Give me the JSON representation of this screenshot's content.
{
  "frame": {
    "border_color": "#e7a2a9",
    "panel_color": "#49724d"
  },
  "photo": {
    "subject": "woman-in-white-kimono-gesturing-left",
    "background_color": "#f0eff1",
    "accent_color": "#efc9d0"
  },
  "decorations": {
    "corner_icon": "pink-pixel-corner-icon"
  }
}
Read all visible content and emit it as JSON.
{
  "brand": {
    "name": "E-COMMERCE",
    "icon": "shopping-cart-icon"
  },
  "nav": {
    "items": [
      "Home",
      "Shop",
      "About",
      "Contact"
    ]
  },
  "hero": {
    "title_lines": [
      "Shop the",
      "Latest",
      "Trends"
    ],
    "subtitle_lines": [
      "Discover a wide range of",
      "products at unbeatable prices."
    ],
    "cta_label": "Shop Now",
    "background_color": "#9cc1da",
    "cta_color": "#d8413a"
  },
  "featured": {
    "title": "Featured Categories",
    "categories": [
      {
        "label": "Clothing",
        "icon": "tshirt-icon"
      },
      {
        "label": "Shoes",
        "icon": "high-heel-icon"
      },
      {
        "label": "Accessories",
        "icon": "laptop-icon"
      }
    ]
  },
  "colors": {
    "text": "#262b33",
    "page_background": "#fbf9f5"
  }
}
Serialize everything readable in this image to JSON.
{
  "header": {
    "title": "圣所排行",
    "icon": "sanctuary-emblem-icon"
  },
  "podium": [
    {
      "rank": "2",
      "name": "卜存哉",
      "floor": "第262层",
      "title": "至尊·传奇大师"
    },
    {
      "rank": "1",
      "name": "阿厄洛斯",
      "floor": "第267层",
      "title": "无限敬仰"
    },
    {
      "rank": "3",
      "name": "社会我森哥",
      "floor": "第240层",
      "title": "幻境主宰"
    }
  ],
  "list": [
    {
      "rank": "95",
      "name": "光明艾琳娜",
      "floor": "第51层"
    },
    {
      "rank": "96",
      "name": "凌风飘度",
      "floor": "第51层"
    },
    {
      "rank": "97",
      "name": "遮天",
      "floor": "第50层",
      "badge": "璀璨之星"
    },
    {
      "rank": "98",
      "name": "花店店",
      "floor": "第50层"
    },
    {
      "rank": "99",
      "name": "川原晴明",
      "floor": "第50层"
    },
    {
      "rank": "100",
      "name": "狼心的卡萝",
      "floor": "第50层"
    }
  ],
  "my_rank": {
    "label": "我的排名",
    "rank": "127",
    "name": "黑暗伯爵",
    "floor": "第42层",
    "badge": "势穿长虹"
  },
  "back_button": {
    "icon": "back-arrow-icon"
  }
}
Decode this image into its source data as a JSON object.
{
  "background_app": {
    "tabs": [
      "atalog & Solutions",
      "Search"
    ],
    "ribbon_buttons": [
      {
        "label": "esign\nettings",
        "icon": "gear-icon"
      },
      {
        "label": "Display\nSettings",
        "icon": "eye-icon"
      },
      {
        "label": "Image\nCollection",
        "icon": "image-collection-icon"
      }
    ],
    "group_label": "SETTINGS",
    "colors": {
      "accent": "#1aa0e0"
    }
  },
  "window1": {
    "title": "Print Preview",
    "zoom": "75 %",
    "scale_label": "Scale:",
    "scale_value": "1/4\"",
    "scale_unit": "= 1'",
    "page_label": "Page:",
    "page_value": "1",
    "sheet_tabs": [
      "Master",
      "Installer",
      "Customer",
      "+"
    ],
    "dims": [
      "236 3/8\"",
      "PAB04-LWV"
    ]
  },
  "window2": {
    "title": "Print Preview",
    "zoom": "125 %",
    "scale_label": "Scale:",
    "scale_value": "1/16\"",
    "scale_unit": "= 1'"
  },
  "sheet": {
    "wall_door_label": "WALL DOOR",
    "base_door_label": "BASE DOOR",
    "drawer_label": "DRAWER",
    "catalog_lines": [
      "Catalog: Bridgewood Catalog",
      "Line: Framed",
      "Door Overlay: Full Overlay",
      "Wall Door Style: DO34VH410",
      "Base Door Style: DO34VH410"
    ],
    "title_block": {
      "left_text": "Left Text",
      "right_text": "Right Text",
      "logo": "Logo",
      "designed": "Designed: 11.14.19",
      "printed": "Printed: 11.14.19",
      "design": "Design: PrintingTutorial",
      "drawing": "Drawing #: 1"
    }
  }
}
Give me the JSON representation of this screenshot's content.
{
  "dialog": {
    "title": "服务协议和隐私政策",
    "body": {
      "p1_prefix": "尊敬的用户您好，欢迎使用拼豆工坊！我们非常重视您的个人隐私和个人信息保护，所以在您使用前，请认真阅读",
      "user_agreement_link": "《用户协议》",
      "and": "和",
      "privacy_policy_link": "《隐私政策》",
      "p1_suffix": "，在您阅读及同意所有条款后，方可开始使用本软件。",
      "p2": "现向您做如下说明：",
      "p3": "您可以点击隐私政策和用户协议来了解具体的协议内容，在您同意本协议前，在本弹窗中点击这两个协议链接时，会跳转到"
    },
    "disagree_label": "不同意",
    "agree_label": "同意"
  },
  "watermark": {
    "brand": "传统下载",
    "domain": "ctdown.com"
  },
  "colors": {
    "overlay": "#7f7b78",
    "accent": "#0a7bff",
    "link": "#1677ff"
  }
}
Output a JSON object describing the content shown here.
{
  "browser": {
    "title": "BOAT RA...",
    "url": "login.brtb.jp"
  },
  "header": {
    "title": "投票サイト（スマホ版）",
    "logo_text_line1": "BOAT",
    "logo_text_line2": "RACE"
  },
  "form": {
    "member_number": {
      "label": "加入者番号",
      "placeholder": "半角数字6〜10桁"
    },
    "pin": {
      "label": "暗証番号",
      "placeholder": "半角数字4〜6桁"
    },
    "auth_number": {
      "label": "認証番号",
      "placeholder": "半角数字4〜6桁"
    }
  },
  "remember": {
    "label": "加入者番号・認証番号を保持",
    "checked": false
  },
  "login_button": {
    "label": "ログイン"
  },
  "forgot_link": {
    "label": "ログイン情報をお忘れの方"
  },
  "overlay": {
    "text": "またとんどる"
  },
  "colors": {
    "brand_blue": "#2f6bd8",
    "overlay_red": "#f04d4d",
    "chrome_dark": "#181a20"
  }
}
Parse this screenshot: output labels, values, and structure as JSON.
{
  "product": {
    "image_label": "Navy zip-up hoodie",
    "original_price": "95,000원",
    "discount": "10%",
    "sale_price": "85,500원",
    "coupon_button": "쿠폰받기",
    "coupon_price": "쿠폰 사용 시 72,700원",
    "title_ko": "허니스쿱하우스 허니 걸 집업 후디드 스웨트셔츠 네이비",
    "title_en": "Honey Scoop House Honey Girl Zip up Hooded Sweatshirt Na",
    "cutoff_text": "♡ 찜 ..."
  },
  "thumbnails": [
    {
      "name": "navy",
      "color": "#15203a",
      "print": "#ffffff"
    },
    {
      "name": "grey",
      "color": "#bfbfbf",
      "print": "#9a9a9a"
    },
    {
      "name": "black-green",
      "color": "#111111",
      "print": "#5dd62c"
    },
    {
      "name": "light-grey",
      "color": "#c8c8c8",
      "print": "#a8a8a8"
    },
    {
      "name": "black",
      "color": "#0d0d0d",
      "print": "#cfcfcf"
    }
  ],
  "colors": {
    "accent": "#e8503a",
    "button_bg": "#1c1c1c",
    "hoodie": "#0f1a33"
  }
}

What the exercise asks: Every entry must be retyped in full, exactly as given.

Result:
Give me the JSON representation of this screenshot's content.
{
  "frame": {
    "border_color": "#e7a2a9",
    "panel_color": "#49724d"
  },
  "photo": {
    "subject": "woman-in-white-kimono-gesturing-left",
    "background_color": "#f0eff1",
    "accent_color": "#efc9d0"
  },
  "decorations": {
    "corner_icon": "pink-pixel-corner-icon"
  }
}
Read all visible content and emit it as JSON.
{
  "brand": {
    "name": "E-COMMERCE",
    "icon": "shopping-cart-icon"
  },
  "nav": {
    "items": [
      "Home",
      "Shop",
      "About",
      "Contact"
    ]
  },
  "hero": {
    "title_lines": [
      "Shop the",
      "Latest",
      "Trends"
    ],
    "subtitle_lines": [
      "Discover a wide range of",
      "products at unbeatable prices."
    ],
    "cta_label": "Shop Now",
    "background_color": "#9cc1da",
    "cta_color": "#d8413a"
  },
  "featured": {
    "title": "Featured Categories",
    "categories": [
      {
        "label": "Clothing",
        "icon": "tshirt-icon"
      },
      {
        "label": "Shoes",
        "icon": "high-heel-icon"
      },
      {
        "label": "Accessories",
        "icon": "laptop-icon"
      }
    ]
  },
  "colors": {
    "text": "#262b33",
    "page_background": "#fbf9f5"
  }
}
Serialize everything readable in this image to JSON.
{
  "header": {
    "title": "圣所排行",
    "icon": "sanctuary-emblem-icon"
  },
  "podium": [
    {
      "rank": "2",
      "name": "卜存哉",
      "floor": "第262层",
      "title": "至尊·传奇大师"
    },
    {
      "rank": "1",
      "name": "阿厄洛斯",
      "floor": "第267层",
      "title": "无限敬仰"
    },
    {
      "rank": "3",
      "name": "社会我森哥",
      "floor": "第240层",
      "title": "幻境主宰"
    }
  ],
  "list": [
    {
      "rank": "95",
      "name": "光明艾琳娜",
      "floor": "第51层"
    },
    {
      "rank": "96",
      "name": "凌风飘度",
      "floor": "第51层"
    },
    {
      "rank": "97",
      "name": "遮天",
      "floor": "第50层",
      "badge": "璀璨之星"
    },
    {
      "rank": "98",
      "name": "花店店",
      "floor": "第50层"
    },
    {
      "rank": "99",
      "name": "川原晴明",
      "floor": "第50层"
    },
    {
      "rank": "100",
      "name": "狼心的卡萝",
      "floor": "第50层"
    }
  ],
  "my_rank": {
    "label": "我的排名",
    "rank": "127",
    "name": "黑暗伯爵",
    "floor": "第42层",
    "badge": "势穿长虹"
  },
  "back_button": {
    "icon": "back-arrow-icon"
  }
}
Decode this image into its source data as a JSON object.
{
  "background_app": {
    "tabs": [
      "atalog & Solutions",
      "Search"
    ],
    "ribbon_buttons": [
      {
        "label": "esign\nettings",
        "icon": "gear-icon"
      },
      {
        "label": "Display\nSettings",
        "icon": "eye-icon"
      },
      {
        "label": "Image\nCollection",
        "icon": "image-collection-icon"
      }
    ],
    "group_label": "SETTINGS",
    "colors": {
      "accent": "#1aa0e0"
    }
  },
  "window1": {
    "title": "Print Preview",
    "zoom": "75 %",
    "scale_label": "Scale:",
    "scale_value": "1/4\"",
    "scale_unit": "= 1'",
    "page_label": "Page:",
    "page_value": "1",
    "sheet_tabs": [
      "Master",
      "Installer",
      "Customer",
      "+"
    ],
    "dims": [
      "236 3/8\"",
      "PAB04-LWV"
    ]
  },
  "window2": {
    "title": "Print Preview",
    "zoom": "125 %",
    "scale_label": "Scale:",
    "scale_value": "1/16\"",
    "scale_unit": "= 1'"
  },
  "sheet": {
    "wall_door_label": "WALL DOOR",
    "base_door_label": "BASE DOOR",
    "drawer_label": "DRAWER",
    "catalog_lines": [
      "Catalog: Bridgewood Catalog",
      "Line: Framed",
      "Door Overlay: Full Overlay",
      "Wall Door Style: DO34VH410",
      "Base Door Style: DO34VH410"
    ],
    "title_block": {
      "left_text": "Left Text",
      "right_text": "Right Text",
      "logo": "Logo",
      "designed": "Designed: 11.14.19",
      "printed": "Printed: 11.14.19",
      "design": "Design: PrintingTutorial",
      "drawing": "Drawing #: 1"
    }
  }
}
Give me the JSON representation of this screenshot's content.
{
  "dialog": {
    "title": "服务协议和隐私政策",
    "body": {
      "p1_prefix": "尊敬的用户您好，欢迎使用拼豆工坊！我们非常重视您的个人隐私和个人信息保护，所以在您使用前，请认真阅读",
      "user_agreement_link": "《用户协议》",
      "and": "和",
      "privacy_policy_link": "《隐私政策》",
      "p1_suffix": "，在您阅读及同意所有条款后，方可开始使用本软件。",
      "p2": "现向您做如下说明：",
      "p3": "您可以点击隐私政策和用户协议来了解具体的协议内容，在您同意本协议前，在本弹窗中点击这两个协议链接时，会跳转到"
    },
    "disagree_label": "不同意",
    "agree_label": "同意"
  },
  "watermark": {
    "brand": "传统下载",
    "domain": "ctdown.com"
  },
  "colors": {
    "overlay": "#7f7b78",
    "accent": "#0a7bff",
    "link": "#1677ff"
  }
}
Output a JSON object describing the content shown here.
{
  "browser": {
    "title": "BOAT RA...",
    "url": "login.brtb.jp"
  },
  "header": {
    "title": "投票サイト（スマホ版）",
    "logo_text_line1": "BOAT",
    "logo_text_line2": "RACE"
  },
  "form": {
    "member_number": {
      "label": "加入者番号",
      "placeholder": "半角数字6〜10桁"
    },
    "pin": {
      "label": "暗証番号",
      "placeholder": "半角数字4〜6桁"
    },
    "auth_number": {
      "label": "認証番号",
      "placeholder": "半角数字4〜6桁"
    }
  },
  "remember": {
    "label": "加入者番号・認証番号を保持",
    "checked": false
  },
  "login_button": {
    "label": "ログイン"
  },
  "forgot_link": {
    "label": "ログイン情報をお忘れの方"
  },
  "overlay": {
    "text": "またとんどる"
  },
  "colors": {
    "brand_blue": "#2f6bd8",
    "overlay_red": "#f04d4d",
    "chrome_dark": "#181a20"
  }
}
Parse this screenshot: output labels, values, and structure as JSON.
{
  "product": {
    "image_label": "Navy zip-up hoodie",
    "original_price": "95,000원",
    "discount": "10%",
    "sale_price": "85,500원",
    "coupon_button": "쿠폰받기",
    "coupon_price": "쿠폰 사용 시 72,700원",
    "title_ko": "허니스쿱하우스 허니 걸 집업 후디드 스웨트셔츠 네이비",
    "title_en": "Honey Scoop House Honey Girl Zip up Hooded Sweatshirt Na",
    "cutoff_text": "♡ 찜 ..."
  },
  "thumbnails": [
    {
      "name": "navy",
      "color": "#15203a",
      "print": "#ffffff"
    },
    {
      "name": "grey",
      "color": "#bfbfbf",
      "print": "#9a9a9a"
    },
    {
      "name": "black-green",
      "color": "#111111",
      "print": "#5dd62c"
    },
    {
      "name": "light-grey",
      "color": "#c8c8c8",
      "print": "#a8a8a8"
    },
    {
      "name": "black",
      "color": "#0d0d0d",
      "print": "#cfcfcf"
    }
  ],
  "colors": {
    "accent": "#e8503a",
    "button_bg": "#1c1c1c",
    "hoodie": "#0f1a33"
  }
}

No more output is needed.